**YOUR TASK:** Lines holding the string "consumption" are the ones to copy from this listing.

Dataset entries on figures

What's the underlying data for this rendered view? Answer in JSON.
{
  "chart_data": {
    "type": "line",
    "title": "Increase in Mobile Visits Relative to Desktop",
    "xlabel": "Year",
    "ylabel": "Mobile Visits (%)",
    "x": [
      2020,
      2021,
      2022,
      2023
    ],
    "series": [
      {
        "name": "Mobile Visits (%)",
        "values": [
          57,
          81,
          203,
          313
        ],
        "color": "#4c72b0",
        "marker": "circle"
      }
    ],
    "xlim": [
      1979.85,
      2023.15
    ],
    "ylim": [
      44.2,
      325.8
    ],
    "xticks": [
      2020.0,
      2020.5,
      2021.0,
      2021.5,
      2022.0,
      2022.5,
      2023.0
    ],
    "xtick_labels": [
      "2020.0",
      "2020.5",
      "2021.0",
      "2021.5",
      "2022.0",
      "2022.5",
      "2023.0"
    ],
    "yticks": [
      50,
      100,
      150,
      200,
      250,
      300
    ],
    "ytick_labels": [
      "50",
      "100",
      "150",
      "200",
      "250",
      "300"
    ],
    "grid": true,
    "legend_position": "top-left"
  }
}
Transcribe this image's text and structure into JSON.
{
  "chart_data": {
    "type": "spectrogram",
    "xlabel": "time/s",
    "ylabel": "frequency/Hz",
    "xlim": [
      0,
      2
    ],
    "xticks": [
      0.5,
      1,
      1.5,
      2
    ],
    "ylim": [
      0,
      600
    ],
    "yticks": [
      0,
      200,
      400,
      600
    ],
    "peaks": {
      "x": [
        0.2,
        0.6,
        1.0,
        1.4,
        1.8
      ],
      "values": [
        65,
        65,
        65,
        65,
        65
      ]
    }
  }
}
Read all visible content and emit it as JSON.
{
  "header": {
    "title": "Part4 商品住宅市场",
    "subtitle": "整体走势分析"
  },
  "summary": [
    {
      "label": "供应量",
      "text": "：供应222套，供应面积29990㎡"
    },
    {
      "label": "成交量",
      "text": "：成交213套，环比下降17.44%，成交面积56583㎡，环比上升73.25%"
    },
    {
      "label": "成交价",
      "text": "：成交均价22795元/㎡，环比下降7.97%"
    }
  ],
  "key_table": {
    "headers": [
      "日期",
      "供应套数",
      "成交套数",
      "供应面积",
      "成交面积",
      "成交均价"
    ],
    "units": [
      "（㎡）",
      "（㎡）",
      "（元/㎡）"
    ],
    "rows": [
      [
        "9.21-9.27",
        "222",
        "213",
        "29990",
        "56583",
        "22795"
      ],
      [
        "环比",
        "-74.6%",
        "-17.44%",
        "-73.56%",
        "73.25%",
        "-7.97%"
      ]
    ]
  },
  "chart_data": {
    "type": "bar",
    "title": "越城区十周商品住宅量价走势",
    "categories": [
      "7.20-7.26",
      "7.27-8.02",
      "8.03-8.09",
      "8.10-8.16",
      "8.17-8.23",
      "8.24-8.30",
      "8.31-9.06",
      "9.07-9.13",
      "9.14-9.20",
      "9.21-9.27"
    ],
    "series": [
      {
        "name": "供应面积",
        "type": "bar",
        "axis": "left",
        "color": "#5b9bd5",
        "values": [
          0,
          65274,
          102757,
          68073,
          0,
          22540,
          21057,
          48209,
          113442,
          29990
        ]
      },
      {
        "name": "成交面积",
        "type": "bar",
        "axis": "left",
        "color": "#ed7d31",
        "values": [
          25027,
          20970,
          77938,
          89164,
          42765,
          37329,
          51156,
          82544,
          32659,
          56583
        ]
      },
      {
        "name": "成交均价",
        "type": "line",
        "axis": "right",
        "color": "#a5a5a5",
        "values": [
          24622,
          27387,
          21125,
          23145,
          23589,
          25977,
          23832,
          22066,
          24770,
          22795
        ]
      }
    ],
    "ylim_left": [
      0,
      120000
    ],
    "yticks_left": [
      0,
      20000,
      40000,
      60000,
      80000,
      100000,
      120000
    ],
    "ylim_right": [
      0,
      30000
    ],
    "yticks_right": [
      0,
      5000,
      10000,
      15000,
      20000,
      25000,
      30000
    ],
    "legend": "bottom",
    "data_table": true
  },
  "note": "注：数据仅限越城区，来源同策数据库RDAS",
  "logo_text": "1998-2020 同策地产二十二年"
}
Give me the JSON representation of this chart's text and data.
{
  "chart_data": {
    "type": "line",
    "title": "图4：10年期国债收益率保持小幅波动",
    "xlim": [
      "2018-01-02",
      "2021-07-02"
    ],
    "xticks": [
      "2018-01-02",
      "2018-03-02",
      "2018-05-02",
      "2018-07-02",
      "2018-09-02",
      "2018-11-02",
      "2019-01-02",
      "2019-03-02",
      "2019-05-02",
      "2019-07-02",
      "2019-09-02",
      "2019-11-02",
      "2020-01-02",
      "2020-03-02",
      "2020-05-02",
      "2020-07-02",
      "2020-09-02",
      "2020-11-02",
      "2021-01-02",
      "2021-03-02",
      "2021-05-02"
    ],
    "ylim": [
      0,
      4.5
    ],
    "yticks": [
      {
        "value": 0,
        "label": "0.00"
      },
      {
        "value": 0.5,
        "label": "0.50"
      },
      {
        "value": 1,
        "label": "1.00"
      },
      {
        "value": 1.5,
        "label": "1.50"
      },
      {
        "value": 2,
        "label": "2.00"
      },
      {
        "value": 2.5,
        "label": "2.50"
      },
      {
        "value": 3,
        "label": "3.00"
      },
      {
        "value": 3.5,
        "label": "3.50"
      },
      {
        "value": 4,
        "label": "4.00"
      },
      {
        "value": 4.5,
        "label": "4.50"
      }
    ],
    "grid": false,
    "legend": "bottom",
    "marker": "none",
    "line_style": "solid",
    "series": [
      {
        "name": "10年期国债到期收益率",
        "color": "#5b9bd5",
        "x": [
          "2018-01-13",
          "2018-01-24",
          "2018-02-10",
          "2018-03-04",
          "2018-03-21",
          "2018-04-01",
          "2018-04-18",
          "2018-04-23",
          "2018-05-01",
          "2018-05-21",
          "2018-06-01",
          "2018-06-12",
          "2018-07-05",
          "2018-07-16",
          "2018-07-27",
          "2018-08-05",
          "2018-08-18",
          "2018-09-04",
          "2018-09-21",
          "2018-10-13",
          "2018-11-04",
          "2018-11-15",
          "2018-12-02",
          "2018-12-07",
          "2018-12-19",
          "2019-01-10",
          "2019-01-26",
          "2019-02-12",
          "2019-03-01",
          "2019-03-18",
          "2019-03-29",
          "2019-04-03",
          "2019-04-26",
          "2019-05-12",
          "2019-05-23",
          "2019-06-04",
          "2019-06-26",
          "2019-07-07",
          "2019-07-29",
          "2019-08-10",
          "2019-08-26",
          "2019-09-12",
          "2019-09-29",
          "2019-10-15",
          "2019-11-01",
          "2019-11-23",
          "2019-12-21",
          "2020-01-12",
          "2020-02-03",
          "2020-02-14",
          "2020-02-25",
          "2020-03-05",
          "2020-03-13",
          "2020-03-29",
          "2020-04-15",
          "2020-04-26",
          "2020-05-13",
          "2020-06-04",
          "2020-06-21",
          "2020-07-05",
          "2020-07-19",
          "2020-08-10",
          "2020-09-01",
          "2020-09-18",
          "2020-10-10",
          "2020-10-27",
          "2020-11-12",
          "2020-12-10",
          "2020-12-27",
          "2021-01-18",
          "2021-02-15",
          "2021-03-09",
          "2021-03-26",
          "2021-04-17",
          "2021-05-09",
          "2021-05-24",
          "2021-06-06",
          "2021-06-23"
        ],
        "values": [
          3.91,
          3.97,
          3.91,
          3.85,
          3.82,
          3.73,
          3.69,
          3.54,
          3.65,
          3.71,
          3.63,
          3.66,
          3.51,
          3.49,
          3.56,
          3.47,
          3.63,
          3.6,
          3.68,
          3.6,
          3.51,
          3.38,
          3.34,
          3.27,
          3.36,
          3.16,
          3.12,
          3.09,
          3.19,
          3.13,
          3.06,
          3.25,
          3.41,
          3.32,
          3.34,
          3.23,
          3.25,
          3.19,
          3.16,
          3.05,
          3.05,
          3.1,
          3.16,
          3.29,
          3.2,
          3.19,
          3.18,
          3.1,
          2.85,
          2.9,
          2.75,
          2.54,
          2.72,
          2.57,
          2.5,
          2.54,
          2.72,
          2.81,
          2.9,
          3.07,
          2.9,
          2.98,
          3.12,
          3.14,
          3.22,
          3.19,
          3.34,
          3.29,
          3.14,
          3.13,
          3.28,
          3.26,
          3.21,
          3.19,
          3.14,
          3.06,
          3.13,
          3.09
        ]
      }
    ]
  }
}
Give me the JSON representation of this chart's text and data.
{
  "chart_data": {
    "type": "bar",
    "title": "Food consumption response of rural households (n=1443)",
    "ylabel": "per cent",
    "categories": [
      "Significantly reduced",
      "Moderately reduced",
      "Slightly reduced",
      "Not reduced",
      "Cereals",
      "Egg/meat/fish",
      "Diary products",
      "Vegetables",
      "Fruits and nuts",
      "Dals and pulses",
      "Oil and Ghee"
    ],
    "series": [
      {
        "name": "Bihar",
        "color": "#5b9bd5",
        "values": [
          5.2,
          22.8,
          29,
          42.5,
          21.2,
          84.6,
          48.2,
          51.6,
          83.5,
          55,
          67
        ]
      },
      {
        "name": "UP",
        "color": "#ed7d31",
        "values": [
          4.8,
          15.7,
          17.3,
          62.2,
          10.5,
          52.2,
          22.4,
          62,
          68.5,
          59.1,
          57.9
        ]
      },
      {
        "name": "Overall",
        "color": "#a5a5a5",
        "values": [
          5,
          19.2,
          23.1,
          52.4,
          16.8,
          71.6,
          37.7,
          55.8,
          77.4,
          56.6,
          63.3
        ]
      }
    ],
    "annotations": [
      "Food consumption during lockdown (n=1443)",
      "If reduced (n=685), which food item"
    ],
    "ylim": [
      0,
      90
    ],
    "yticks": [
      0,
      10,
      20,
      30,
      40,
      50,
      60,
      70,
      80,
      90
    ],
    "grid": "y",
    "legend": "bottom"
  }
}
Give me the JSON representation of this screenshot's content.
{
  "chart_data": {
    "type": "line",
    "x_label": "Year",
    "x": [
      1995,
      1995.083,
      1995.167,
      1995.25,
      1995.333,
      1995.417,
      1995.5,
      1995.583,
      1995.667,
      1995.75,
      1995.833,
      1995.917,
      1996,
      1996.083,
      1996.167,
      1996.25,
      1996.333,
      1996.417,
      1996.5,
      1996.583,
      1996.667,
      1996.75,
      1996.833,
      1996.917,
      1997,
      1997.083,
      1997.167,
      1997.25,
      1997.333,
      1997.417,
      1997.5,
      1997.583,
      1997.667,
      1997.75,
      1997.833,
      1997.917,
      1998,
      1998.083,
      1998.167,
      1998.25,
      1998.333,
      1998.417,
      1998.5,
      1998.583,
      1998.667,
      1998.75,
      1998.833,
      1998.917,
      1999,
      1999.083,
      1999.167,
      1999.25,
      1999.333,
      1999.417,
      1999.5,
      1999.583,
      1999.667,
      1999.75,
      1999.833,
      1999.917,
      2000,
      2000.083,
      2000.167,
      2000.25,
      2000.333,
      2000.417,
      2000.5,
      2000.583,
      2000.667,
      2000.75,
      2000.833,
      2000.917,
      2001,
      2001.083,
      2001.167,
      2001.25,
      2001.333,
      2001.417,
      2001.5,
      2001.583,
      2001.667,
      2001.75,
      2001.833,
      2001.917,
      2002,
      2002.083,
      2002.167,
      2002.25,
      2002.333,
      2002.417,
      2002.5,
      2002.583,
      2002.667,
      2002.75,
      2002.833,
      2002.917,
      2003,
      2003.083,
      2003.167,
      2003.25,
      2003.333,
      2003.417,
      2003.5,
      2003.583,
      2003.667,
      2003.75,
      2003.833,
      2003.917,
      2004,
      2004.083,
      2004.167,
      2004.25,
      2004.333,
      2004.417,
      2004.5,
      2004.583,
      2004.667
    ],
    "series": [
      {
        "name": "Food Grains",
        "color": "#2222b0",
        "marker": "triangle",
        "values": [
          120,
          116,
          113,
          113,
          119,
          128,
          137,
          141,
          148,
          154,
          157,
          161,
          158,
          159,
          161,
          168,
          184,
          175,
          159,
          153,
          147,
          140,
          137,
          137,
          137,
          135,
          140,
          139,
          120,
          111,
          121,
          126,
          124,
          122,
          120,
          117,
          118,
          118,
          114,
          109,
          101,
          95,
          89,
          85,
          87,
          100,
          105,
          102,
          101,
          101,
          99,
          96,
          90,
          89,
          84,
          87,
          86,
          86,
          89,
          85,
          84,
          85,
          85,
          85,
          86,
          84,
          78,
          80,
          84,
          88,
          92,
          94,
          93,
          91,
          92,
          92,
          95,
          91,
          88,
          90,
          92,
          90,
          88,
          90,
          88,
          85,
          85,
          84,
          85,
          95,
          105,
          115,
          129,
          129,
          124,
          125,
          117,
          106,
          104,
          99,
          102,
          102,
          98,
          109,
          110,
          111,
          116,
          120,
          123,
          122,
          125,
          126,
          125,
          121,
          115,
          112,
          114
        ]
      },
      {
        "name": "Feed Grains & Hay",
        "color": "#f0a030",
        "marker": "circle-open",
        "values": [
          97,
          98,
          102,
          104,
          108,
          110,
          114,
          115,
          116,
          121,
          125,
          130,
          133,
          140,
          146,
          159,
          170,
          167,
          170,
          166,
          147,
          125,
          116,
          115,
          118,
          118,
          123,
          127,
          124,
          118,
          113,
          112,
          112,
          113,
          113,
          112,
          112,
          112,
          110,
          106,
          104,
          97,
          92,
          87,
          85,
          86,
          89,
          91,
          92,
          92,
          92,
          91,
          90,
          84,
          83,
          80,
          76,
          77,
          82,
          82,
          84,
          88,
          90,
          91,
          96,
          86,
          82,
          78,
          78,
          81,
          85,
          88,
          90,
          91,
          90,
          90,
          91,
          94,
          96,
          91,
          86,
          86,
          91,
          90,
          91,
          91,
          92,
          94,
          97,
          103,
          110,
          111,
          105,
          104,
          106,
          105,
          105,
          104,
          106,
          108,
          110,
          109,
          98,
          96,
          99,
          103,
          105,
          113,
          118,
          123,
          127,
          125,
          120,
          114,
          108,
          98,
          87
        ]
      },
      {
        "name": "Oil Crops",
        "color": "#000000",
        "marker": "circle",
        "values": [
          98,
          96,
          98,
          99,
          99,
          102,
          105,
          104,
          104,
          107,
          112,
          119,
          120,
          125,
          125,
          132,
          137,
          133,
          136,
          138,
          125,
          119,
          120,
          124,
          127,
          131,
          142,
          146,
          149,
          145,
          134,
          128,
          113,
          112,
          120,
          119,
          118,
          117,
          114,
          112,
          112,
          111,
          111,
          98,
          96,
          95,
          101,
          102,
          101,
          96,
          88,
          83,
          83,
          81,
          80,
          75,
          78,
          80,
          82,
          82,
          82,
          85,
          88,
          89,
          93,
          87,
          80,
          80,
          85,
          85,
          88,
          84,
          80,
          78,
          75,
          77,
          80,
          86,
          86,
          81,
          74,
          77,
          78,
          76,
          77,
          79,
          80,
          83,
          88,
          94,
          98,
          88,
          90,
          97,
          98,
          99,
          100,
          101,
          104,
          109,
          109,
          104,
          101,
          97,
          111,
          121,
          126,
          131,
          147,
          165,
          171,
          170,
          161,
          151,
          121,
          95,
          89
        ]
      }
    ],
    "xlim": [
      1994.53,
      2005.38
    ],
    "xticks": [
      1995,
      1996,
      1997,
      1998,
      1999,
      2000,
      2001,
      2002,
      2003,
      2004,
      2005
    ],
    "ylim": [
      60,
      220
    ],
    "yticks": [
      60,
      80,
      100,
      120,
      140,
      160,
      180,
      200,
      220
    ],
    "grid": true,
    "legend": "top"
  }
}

**OUTPUT OF THE EXERCISE:**
    "title": "Food consumption response of rural households (n=1443)",
      "Food consumption during lockdown (n=1443)",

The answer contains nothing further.